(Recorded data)
══════
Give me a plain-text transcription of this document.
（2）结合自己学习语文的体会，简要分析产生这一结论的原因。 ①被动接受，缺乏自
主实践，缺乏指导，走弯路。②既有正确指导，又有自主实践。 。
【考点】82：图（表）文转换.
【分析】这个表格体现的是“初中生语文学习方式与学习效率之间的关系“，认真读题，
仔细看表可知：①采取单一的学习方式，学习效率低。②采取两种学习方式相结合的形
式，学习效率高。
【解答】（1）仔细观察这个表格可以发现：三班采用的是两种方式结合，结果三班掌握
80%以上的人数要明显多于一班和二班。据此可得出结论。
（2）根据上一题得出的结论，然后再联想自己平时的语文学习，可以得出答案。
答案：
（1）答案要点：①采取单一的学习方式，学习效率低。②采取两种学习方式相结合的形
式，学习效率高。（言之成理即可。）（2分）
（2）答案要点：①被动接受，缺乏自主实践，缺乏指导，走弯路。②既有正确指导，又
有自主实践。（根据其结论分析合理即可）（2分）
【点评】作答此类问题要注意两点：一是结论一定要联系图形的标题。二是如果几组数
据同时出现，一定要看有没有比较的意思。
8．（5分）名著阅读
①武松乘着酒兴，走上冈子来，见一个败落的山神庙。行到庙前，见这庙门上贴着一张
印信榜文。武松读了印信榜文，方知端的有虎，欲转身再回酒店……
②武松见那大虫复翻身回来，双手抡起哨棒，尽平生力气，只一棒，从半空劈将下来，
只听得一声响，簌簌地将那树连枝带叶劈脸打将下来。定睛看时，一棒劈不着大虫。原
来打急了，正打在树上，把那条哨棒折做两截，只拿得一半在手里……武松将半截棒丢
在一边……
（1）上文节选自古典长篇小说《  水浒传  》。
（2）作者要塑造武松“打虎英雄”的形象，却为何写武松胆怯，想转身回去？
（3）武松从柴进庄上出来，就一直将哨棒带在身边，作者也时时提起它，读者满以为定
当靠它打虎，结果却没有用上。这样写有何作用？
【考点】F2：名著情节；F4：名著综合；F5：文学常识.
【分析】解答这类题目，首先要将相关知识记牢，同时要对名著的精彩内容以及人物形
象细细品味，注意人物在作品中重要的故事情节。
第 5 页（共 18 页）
══════
* **What you need to do**
Of the lines in the data, how many contain the word "②采取两种学习方式相结合的形"? Provide the number and nothing further.

* **Written answer**
2